PROBLEM DETAILS:
Your task is to filter the data below down to the lines holding "Meeting".
— Start of DATA EXCERPTS —
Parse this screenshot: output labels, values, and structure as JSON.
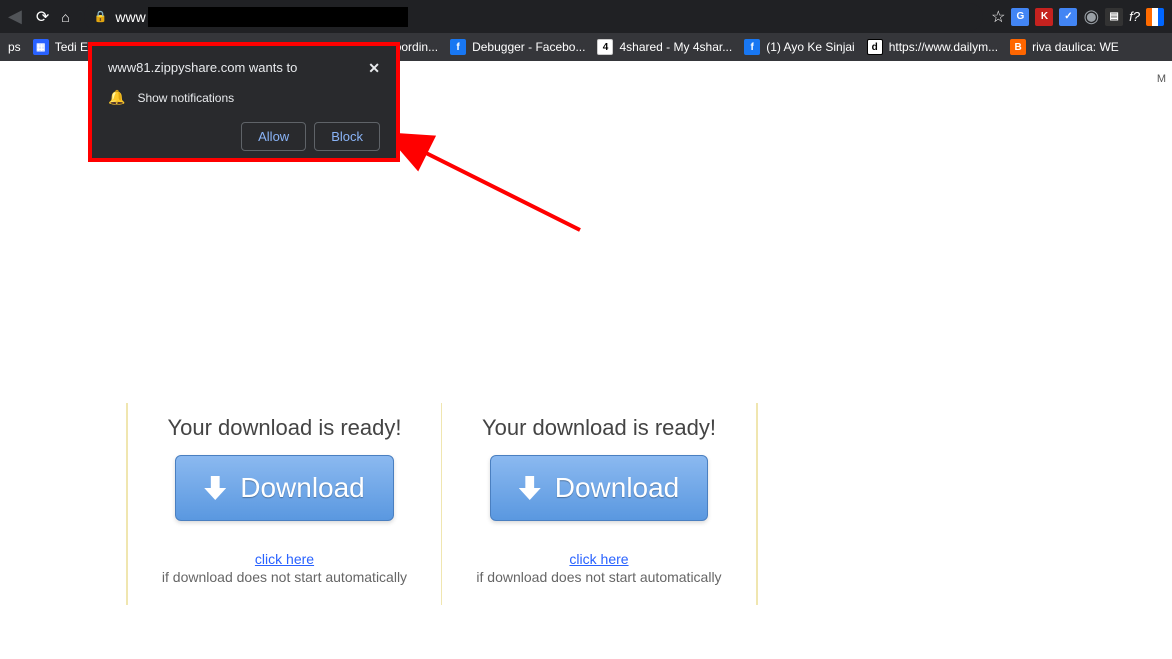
{
  "address_bar": {
    "url_prefix": "www"
  },
  "bookmarks": [
    {
      "label": "ps",
      "icon_class": ""
    },
    {
      "label": "Tedi Ek",
      "icon_class": "bm-blue"
    },
    {
      "label": "Coordin...",
      "icon_class": ""
    },
    {
      "label": "Debugger - Facebo...",
      "icon_class": "bm-fb",
      "icon_text": "f"
    },
    {
      "label": "4shared - My 4shar...",
      "icon_class": "bm-4s",
      "icon_text": "4"
    },
    {
      "label": "(1) Ayo Ke Sinjai",
      "icon_class": "bm-fb",
      "icon_text": "f"
    },
    {
      "label": "https://www.dailym...",
      "icon_class": "bm-d",
      "icon_text": "d"
    },
    {
      "label": "riva daulica: WE",
      "icon_class": "bm-b",
      "icon_text": "B"
    }
  ],
  "notification": {
    "title_text": "www81.zippyshare.com wants to",
    "body_text": "Show notifications",
    "allow_label": "Allow",
    "block_label": "Block"
  },
  "corner_label": "M",
  "download_cards": [
    {
      "title": "Your download is ready!",
      "button_label": "Download",
      "link_text": "click here",
      "auto_text": "if download does not start automatically"
    },
    {
      "title": "Your download is ready!",
      "button_label": "Download",
      "link_text": "click here",
      "auto_text": "if download does not start automatically"
    }
  ]
}
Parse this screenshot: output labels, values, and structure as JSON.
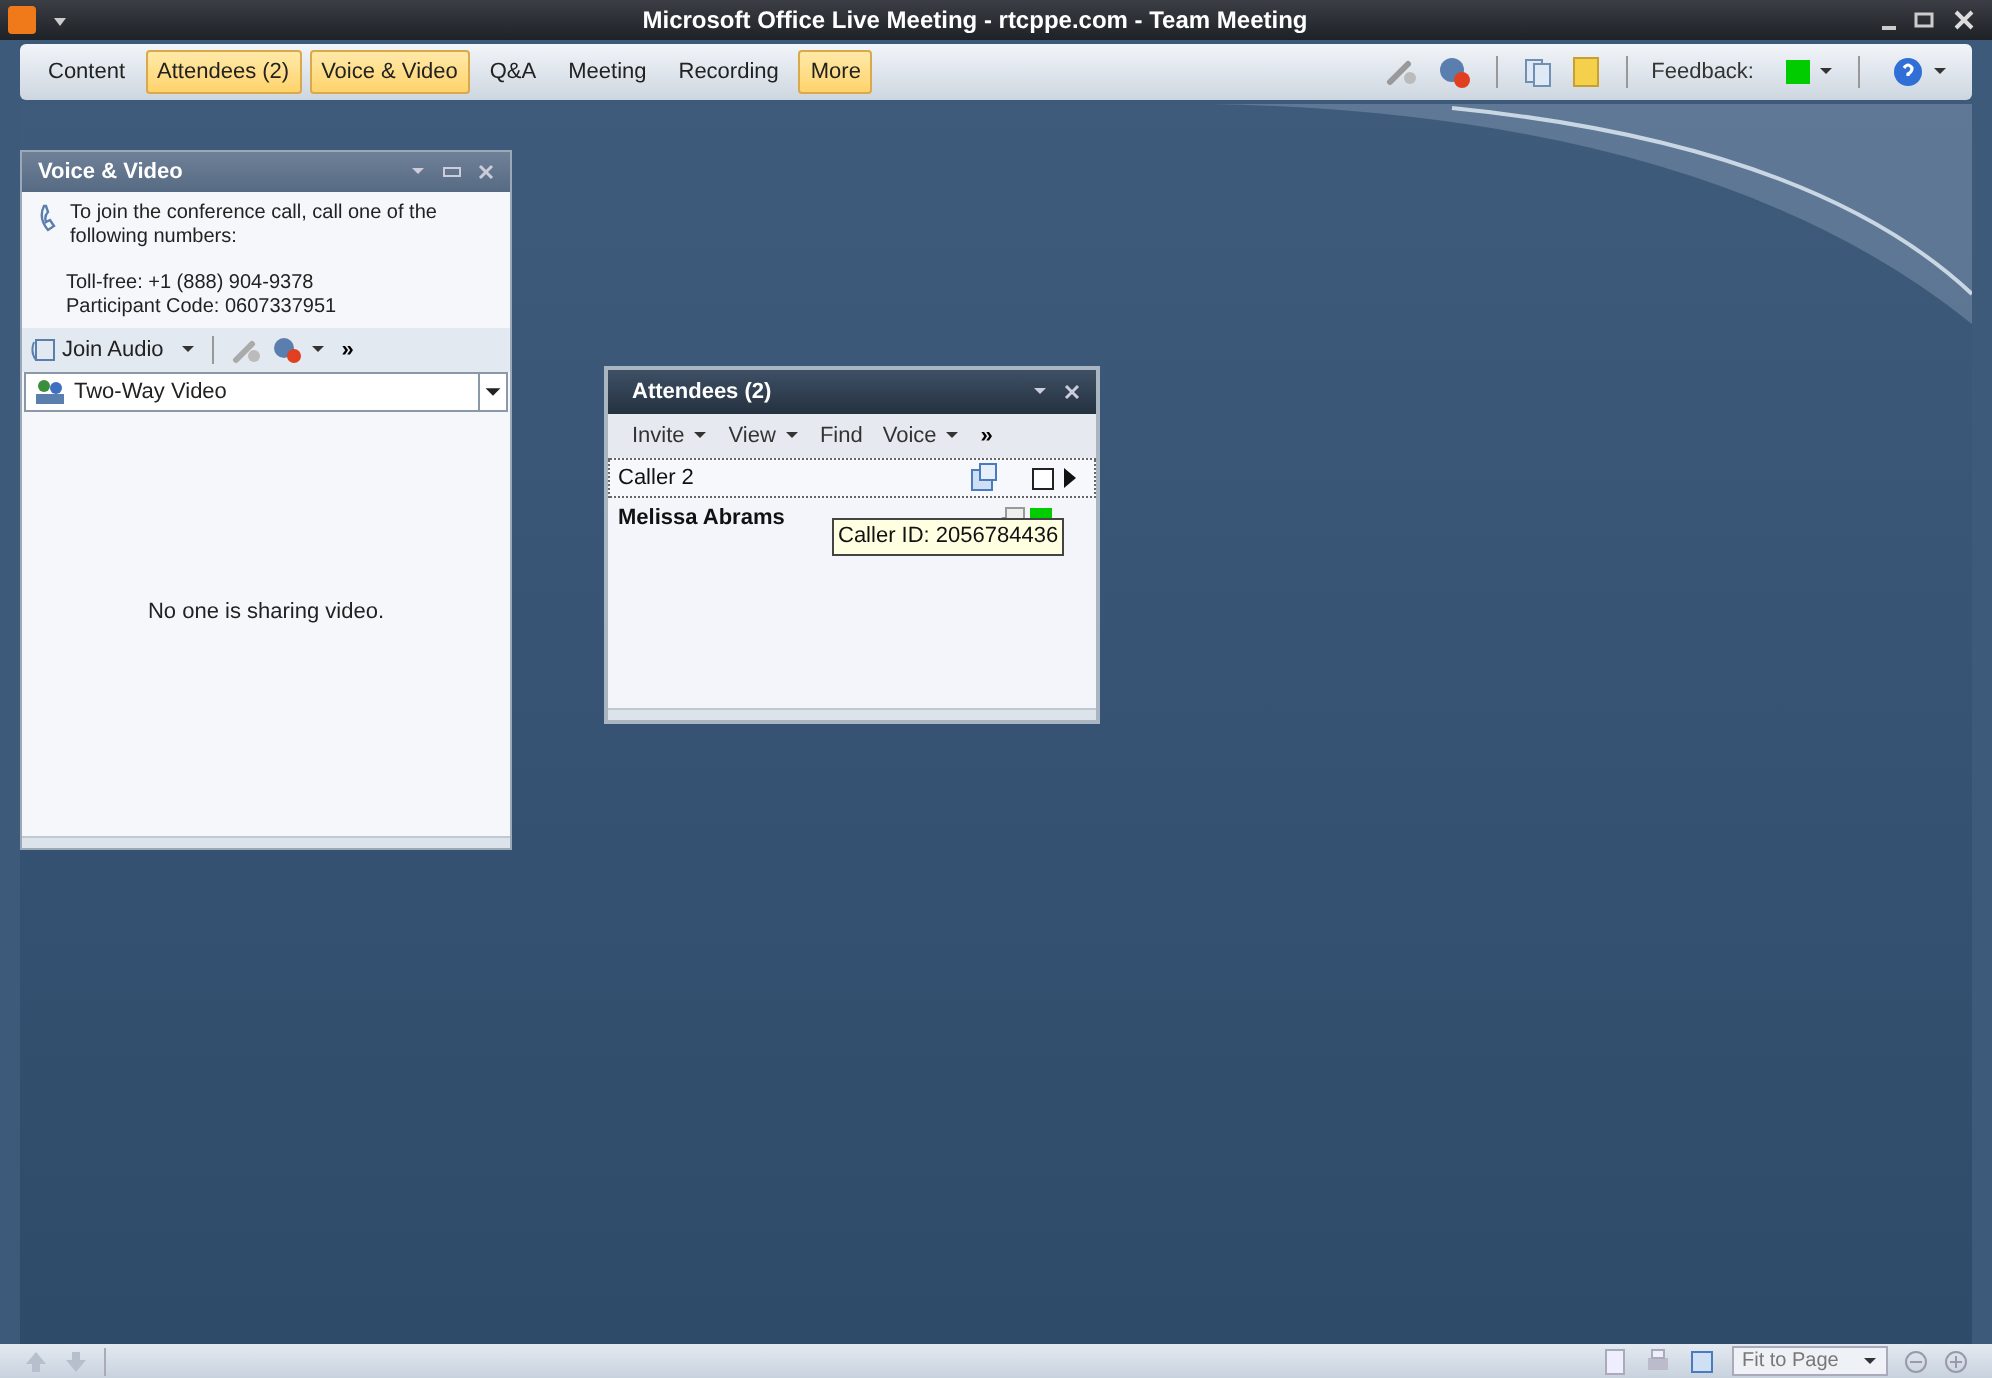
{
  "window": {
    "title": "Microsoft Office Live Meeting - rtcppe.com - Team Meeting"
  },
  "menu": [
    {
      "label": "Content",
      "selected": false
    },
    {
      "label": "Attendees (2)",
      "selected": true
    },
    {
      "label": "Voice & Video",
      "selected": true
    },
    {
      "label": "Q&A",
      "selected": false
    },
    {
      "label": "Meeting",
      "selected": false
    },
    {
      "label": "Recording",
      "selected": false
    },
    {
      "label": "More",
      "selected": true
    }
  ],
  "feedback": {
    "label": "Feedback:",
    "color": "#00cc00"
  },
  "voice_panel": {
    "title": "Voice & Video",
    "info": "To join the conference call, call one of the following numbers:",
    "toll_free": "Toll-free: +1 (888) 904-9378",
    "participant_code": "Participant Code: 0607337951",
    "join_audio": "Join Audio",
    "more": "»",
    "video_mode": "Two-Way Video",
    "empty_message": "No one is sharing video."
  },
  "attendees_panel": {
    "title": "Attendees (2)",
    "toolbar": [
      "Invite",
      "View",
      "Find",
      "Voice"
    ],
    "more": "»",
    "rows": [
      {
        "name": "Caller 2",
        "bold": false,
        "selected": true
      },
      {
        "name": "Melissa Abrams",
        "bold": true,
        "selected": false,
        "color": "#00cc00"
      }
    ],
    "tooltip": "Caller ID: 2056784436"
  },
  "status_bar": {
    "zoom": "Fit to Page"
  }
}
— End of DATA EXCERPTS —
WRITTEN ANSWER:
    "title": "Microsoft Office Live Meeting - rtcppe.com - Team Meeting"
      "label": "Meeting",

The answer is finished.